• [EXTRACTED DATA]:
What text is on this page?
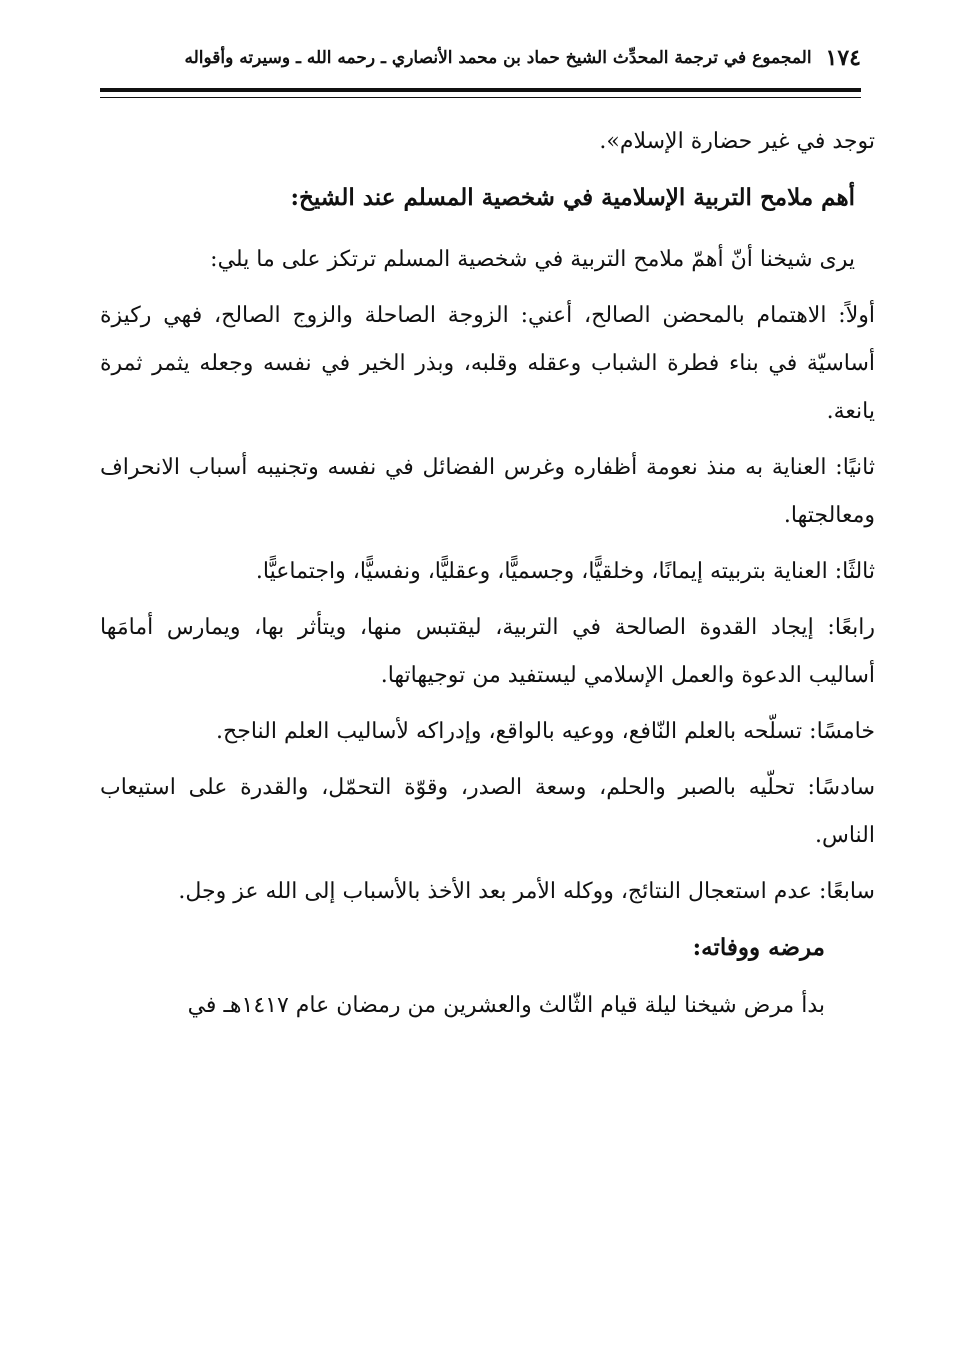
١٧٤
المجموع في ترجمة المحدِّث الشيخ حماد بن محمد الأنصاري ـ رحمه الله ـ وسيرته وأقواله

توجد في غير حضارة الإسلام».

أهم ملامح التربية الإسلامية في شخصية المسلم عند الشيخ:

يرى شيخنا أنّ أهمّ ملامح التربية في شخصية المسلم ترتكز على ما يلي:

أولاً: الاهتمام بالمحضن الصالح، أعني: الزوجة الصاحلة والزوج الصالح، فهي ركيزة أساسيّة في بناء فطرة الشباب وعقله وقلبه، وبذر الخير في نفسه وجعله يثمر ثمرة يانعة.

ثانيًا: العناية به منذ نعومة أظفاره وغرس الفضائل في نفسه وتجنيبه أسباب الانحراف ومعالجتها.

ثالثًا: العناية بتربيته إيمانًا، وخلقيًّا، وجسميًّا، وعقليًّا، ونفسيًّا، واجتماعيًّا.

رابعًا: إيجاد القدوة الصالحة في التربية، ليقتبس منها، ويتأثر بها، ويمارس أمامَها أساليب الدعوة والعمل الإسلامي ليستفيد من توجيهاتها.

خامسًا: تسلّحه بالعلم النّافع، ووعيه بالواقع، وإدراكه لأساليب العلم الناجح.

سادسًا: تحلّيه بالصبر والحلم، وسعة الصدر، وقوّة التحمّل، والقدرة على استيعاب الناس.

سابعًا: عدم استعجال النتائج، ووكله الأمر بعد الأخذ بالأسباب إلى الله عز وجل.

مرضه ووفاته:

بدأ مرض شيخنا ليلة قيام الثّالث والعشرين من رمضان عام ١٤١٧هـ في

• [WHAT YOU NEED TO DO]: Copy the material above in full and exactly, skipping pictures.

• [REPLY TO THE TASK]:
What text is on this page?
١٧٤
المجموع في ترجمة المحدِّث الشيخ حماد بن محمد الأنصاري ـ رحمه الله ـ وسيرته وأقواله

توجد في غير حضارة الإسلام».

أهم ملامح التربية الإسلامية في شخصية المسلم عند الشيخ:

يرى شيخنا أنّ أهمّ ملامح التربية في شخصية المسلم ترتكز على ما يلي:

أولاً: الاهتمام بالمحضن الصالح، أعني: الزوجة الصاحلة والزوج الصالح، فهي ركيزة أساسيّة في بناء فطرة الشباب وعقله وقلبه، وبذر الخير في نفسه وجعله يثمر ثمرة يانعة.

ثانيًا: العناية به منذ نعومة أظفاره وغرس الفضائل في نفسه وتجنيبه أسباب الانحراف ومعالجتها.

ثالثًا: العناية بتربيته إيمانًا، وخلقيًّا، وجسميًّا، وعقليًّا، ونفسيًّا، واجتماعيًّا.

رابعًا: إيجاد القدوة الصالحة في التربية، ليقتبس منها، ويتأثر بها، ويمارس أمامَها أساليب الدعوة والعمل الإسلامي ليستفيد من توجيهاتها.

خامسًا: تسلّحه بالعلم النّافع، ووعيه بالواقع، وإدراكه لأساليب العلم الناجح.

سادسًا: تحلّيه بالصبر والحلم، وسعة الصدر، وقوّة التحمّل، والقدرة على استيعاب الناس.

سابعًا: عدم استعجال النتائج، ووكله الأمر بعد الأخذ بالأسباب إلى الله عز وجل.

مرضه ووفاته:

بدأ مرض شيخنا ليلة قيام الثّالث والعشرين من رمضان عام ١٤١٧هـ في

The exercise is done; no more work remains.